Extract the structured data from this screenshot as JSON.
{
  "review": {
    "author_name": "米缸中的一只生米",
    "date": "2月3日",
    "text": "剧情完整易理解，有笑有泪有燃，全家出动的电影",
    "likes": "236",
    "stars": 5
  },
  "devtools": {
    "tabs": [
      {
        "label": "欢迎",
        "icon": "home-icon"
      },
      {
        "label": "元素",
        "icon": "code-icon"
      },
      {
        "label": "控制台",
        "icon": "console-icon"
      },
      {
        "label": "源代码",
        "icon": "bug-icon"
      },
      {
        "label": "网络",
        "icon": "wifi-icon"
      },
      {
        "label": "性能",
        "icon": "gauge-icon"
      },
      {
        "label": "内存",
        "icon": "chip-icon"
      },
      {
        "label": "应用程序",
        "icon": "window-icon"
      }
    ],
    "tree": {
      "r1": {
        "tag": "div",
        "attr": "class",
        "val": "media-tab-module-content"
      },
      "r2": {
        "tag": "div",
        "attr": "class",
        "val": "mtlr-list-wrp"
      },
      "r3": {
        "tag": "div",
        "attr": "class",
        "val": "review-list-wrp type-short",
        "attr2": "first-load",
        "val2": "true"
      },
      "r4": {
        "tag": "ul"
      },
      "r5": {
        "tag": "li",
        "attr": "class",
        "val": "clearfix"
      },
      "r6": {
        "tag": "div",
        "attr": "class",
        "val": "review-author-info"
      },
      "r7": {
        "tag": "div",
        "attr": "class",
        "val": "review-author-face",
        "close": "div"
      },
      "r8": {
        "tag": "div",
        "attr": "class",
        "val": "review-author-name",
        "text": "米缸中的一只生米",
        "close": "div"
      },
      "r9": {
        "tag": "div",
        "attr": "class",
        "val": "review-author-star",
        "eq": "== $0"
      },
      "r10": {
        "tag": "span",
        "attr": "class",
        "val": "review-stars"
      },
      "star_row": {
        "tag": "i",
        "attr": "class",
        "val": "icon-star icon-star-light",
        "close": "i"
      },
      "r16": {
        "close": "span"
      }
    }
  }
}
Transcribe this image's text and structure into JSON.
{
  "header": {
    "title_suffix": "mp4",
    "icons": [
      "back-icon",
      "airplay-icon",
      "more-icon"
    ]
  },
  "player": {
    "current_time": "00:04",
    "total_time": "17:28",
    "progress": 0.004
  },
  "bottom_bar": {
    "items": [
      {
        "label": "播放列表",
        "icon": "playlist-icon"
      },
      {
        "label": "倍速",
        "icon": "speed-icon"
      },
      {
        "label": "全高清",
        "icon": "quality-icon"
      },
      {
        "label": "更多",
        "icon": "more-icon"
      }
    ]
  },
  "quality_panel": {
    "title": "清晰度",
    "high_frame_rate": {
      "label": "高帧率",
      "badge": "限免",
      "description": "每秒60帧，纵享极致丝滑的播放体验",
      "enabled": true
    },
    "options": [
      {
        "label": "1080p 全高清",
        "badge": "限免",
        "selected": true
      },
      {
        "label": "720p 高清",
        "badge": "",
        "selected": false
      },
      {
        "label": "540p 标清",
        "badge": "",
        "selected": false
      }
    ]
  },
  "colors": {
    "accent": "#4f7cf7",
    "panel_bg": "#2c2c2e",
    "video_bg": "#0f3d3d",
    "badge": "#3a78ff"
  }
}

• [What is expected]: Of the lines above, copy each that contains "badge".

• [Result of the task]:
      "badge": "限免",
        "badge": "限免",
        "badge": "",
        "badge": "",
    "badge": "#3a78ff"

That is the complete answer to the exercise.